Exactly as they appear, output all of the entries.
↓↓↓
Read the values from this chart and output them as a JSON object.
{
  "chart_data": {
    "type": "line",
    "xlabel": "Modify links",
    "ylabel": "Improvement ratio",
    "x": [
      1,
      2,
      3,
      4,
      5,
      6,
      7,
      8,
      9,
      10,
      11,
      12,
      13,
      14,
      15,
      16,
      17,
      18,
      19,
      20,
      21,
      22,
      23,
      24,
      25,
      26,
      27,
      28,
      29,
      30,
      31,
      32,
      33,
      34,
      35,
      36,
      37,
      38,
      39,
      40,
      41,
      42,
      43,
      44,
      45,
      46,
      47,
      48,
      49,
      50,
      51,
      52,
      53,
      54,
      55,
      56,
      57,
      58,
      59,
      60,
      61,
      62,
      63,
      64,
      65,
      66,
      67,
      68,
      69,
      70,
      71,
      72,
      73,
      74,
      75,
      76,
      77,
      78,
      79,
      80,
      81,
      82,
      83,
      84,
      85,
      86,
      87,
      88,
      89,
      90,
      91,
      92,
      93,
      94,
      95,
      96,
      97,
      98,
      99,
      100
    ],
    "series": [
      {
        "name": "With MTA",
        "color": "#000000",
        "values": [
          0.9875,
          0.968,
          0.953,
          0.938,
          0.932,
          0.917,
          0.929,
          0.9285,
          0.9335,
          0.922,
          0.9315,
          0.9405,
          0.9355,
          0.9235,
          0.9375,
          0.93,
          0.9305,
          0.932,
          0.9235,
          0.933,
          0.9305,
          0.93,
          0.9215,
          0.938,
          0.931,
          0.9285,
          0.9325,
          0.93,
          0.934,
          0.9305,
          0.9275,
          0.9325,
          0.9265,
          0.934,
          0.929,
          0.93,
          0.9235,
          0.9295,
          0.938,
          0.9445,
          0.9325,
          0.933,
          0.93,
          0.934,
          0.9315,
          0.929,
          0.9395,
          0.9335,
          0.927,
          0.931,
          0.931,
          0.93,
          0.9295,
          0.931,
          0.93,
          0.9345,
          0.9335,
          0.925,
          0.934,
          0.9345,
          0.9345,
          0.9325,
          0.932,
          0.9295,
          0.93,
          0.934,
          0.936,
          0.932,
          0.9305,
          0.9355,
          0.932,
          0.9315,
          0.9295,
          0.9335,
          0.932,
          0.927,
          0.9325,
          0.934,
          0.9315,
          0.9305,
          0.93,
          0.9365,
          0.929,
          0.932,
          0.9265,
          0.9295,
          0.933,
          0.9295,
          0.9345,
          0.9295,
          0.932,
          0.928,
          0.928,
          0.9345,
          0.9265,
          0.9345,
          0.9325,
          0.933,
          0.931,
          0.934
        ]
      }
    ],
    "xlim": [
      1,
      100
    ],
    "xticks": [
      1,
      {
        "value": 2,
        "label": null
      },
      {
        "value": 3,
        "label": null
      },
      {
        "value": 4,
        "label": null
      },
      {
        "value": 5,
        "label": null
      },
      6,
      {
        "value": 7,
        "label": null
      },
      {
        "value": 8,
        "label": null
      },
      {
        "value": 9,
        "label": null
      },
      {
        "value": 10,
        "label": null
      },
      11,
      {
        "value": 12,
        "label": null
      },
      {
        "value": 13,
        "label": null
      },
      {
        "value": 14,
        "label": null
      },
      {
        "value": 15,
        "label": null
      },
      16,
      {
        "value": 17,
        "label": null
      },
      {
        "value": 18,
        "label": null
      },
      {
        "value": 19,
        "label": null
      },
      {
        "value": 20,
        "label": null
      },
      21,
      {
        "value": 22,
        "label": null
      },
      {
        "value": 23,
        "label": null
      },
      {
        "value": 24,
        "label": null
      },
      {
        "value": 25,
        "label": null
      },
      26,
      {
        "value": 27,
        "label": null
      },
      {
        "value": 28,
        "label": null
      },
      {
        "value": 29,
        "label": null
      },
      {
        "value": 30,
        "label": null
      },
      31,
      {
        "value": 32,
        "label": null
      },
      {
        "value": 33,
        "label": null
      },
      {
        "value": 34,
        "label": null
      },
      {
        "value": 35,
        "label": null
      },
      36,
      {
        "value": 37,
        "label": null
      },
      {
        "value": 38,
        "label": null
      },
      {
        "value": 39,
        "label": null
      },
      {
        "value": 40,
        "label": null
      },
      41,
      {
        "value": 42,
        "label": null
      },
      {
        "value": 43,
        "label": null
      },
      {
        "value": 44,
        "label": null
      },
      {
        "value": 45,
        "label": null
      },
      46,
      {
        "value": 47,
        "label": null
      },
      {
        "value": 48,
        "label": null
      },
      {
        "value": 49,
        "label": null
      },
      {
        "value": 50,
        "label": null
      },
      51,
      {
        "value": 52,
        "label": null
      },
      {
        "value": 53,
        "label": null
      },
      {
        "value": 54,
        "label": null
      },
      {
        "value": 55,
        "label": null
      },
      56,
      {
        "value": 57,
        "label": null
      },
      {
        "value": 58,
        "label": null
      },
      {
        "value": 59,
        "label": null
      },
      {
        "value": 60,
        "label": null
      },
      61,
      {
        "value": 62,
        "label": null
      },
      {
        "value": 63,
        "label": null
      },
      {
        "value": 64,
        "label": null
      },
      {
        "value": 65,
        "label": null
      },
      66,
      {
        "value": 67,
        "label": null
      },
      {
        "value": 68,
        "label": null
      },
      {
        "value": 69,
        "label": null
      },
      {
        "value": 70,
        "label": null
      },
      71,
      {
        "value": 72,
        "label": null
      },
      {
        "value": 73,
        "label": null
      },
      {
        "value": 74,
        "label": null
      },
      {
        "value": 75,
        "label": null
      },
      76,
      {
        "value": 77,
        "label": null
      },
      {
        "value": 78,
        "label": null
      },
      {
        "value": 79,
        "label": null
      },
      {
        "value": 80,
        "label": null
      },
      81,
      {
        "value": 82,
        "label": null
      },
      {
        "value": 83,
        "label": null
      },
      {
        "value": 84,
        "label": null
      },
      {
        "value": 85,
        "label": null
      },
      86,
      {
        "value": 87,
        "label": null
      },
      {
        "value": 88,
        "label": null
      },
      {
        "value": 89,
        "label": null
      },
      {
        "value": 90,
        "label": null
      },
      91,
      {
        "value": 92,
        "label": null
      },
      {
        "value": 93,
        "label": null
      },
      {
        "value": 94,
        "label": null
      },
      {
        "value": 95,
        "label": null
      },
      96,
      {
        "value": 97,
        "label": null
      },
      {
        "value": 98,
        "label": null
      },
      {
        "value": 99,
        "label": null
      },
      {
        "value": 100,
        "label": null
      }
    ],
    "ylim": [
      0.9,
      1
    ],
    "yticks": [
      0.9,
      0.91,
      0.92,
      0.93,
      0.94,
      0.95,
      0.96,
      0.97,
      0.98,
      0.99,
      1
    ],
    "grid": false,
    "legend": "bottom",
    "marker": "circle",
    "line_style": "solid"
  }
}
↑↑↑
[Correct answer]
Read the values from this chart and output them as a JSON object.
{
  "chart_data": {
    "type": "line",
    "xlabel": "Modify links",
    "ylabel": "Improvement ratio",
    "x": [
      1,
      2,
      3,
      4,
      5,
      6,
      7,
      8,
      9,
      10,
      11,
      12,
      13,
      14,
      15,
      16,
      17,
      18,
      19,
      20,
      21,
      22,
      23,
      24,
      25,
      26,
      27,
      28,
      29,
      30,
      31,
      32,
      33,
      34,
      35,
      36,
      37,
      38,
      39,
      40,
      41,
      42,
      43,
      44,
      45,
      46,
      47,
      48,
      49,
      50,
      51,
      52,
      53,
      54,
      55,
      56,
      57,
      58,
      59,
      60,
      61,
      62,
      63,
      64,
      65,
      66,
      67,
      68,
      69,
      70,
      71,
      72,
      73,
      74,
      75,
      76,
      77,
      78,
      79,
      80,
      81,
      82,
      83,
      84,
      85,
      86,
      87,
      88,
      89,
      90,
      91,
      92,
      93,
      94,
      95,
      96,
      97,
      98,
      99,
      100
    ],
    "series": [
      {
        "name": "With MTA",
        "color": "#000000",
        "values": [
          0.9875,
          0.968,
          0.953,
          0.938,
          0.932,
          0.917,
          0.929,
          0.9285,
          0.9335,
          0.922,
          0.9315,
          0.9405,
          0.9355,
          0.9235,
          0.9375,
          0.93,
          0.9305,
          0.932,
          0.9235,
          0.933,
          0.9305,
          0.93,
          0.9215,
          0.938,
          0.931,
          0.9285,
          0.9325,
          0.93,
          0.934,
          0.9305,
          0.9275,
          0.9325,
          0.9265,
          0.934,
          0.929,
          0.93,
          0.9235,
          0.9295,
          0.938,
          0.9445,
          0.9325,
          0.933,
          0.93,
          0.934,
          0.9315,
          0.929,
          0.9395,
          0.9335,
          0.927,
          0.931,
          0.931,
          0.93,
          0.9295,
          0.931,
          0.93,
          0.9345,
          0.9335,
          0.925,
          0.934,
          0.9345,
          0.9345,
          0.9325,
          0.932,
          0.9295,
          0.93,
          0.934,
          0.936,
          0.932,
          0.9305,
          0.9355,
          0.932,
          0.9315,
          0.9295,
          0.9335,
          0.932,
          0.927,
          0.9325,
          0.934,
          0.9315,
          0.9305,
          0.93,
          0.9365,
          0.929,
          0.932,
          0.9265,
          0.9295,
          0.933,
          0.9295,
          0.9345,
          0.9295,
          0.932,
          0.928,
          0.928,
          0.9345,
          0.9265,
          0.9345,
          0.9325,
          0.933,
          0.931,
          0.934
        ]
      }
    ],
    "xlim": [
      1,
      100
    ],
    "xticks": [
      1,
      {
        "value": 2,
        "label": null
      },
      {
        "value": 3,
        "label": null
      },
      {
        "value": 4,
        "label": null
      },
      {
        "value": 5,
        "label": null
      },
      6,
      {
        "value": 7,
        "label": null
      },
      {
        "value": 8,
        "label": null
      },
      {
        "value": 9,
        "label": null
      },
      {
        "value": 10,
        "label": null
      },
      11,
      {
        "value": 12,
        "label": null
      },
      {
        "value": 13,
        "label": null
      },
      {
        "value": 14,
        "label": null
      },
      {
        "value": 15,
        "label": null
      },
      16,
      {
        "value": 17,
        "label": null
      },
      {
        "value": 18,
        "label": null
      },
      {
        "value": 19,
        "label": null
      },
      {
        "value": 20,
        "label": null
      },
      21,
      {
        "value": 22,
        "label": null
      },
      {
        "value": 23,
        "label": null
      },
      {
        "value": 24,
        "label": null
      },
      {
        "value": 25,
        "label": null
      },
      26,
      {
        "value": 27,
        "label": null
      },
      {
        "value": 28,
        "label": null
      },
      {
        "value": 29,
        "label": null
      },
      {
        "value": 30,
        "label": null
      },
      31,
      {
        "value": 32,
        "label": null
      },
      {
        "value": 33,
        "label": null
      },
      {
        "value": 34,
        "label": null
      },
      {
        "value": 35,
        "label": null
      },
      36,
      {
        "value": 37,
        "label": null
      },
      {
        "value": 38,
        "label": null
      },
      {
        "value": 39,
        "label": null
      },
      {
        "value": 40,
        "label": null
      },
      41,
      {
        "value": 42,
        "label": null
      },
      {
        "value": 43,
        "label": null
      },
      {
        "value": 44,
        "label": null
      },
      {
        "value": 45,
        "label": null
      },
      46,
      {
        "value": 47,
        "label": null
      },
      {
        "value": 48,
        "label": null
      },
      {
        "value": 49,
        "label": null
      },
      {
        "value": 50,
        "label": null
      },
      51,
      {
        "value": 52,
        "label": null
      },
      {
        "value": 53,
        "label": null
      },
      {
        "value": 54,
        "label": null
      },
      {
        "value": 55,
        "label": null
      },
      56,
      {
        "value": 57,
        "label": null
      },
      {
        "value": 58,
        "label": null
      },
      {
        "value": 59,
        "label": null
      },
      {
        "value": 60,
        "label": null
      },
      61,
      {
        "value": 62,
        "label": null
      },
      {
        "value": 63,
        "label": null
      },
      {
        "value": 64,
        "label": null
      },
      {
        "value": 65,
        "label": null
      },
      66,
      {
        "value": 67,
        "label": null
      },
      {
        "value": 68,
        "label": null
      },
      {
        "value": 69,
        "label": null
      },
      {
        "value": 70,
        "label": null
      },
      71,
      {
        "value": 72,
        "label": null
      },
      {
        "value": 73,
        "label": null
      },
      {
        "value": 74,
        "label": null
      },
      {
        "value": 75,
        "label": null
      },
      76,
      {
        "value": 77,
        "label": null
      },
      {
        "value": 78,
        "label": null
      },
      {
        "value": 79,
        "label": null
      },
      {
        "value": 80,
        "label": null
      },
      81,
      {
        "value": 82,
        "label": null
      },
      {
        "value": 83,
        "label": null
      },
      {
        "value": 84,
        "label": null
      },
      {
        "value": 85,
        "label": null
      },
      86,
      {
        "value": 87,
        "label": null
      },
      {
        "value": 88,
        "label": null
      },
      {
        "value": 89,
        "label": null
      },
      {
        "value": 90,
        "label": null
      },
      91,
      {
        "value": 92,
        "label": null
      },
      {
        "value": 93,
        "label": null
      },
      {
        "value": 94,
        "label": null
      },
      {
        "value": 95,
        "label": null
      },
      96,
      {
        "value": 97,
        "label": null
      },
      {
        "value": 98,
        "label": null
      },
      {
        "value": 99,
        "label": null
      },
      {
        "value": 100,
        "label": null
      }
    ],
    "ylim": [
      0.9,
      1
    ],
    "yticks": [
      0.9,
      0.91,
      0.92,
      0.93,
      0.94,
      0.95,
      0.96,
      0.97,
      0.98,
      0.99,
      1
    ],
    "grid": false,
    "legend": "bottom",
    "marker": "circle",
    "line_style": "solid"
  }
}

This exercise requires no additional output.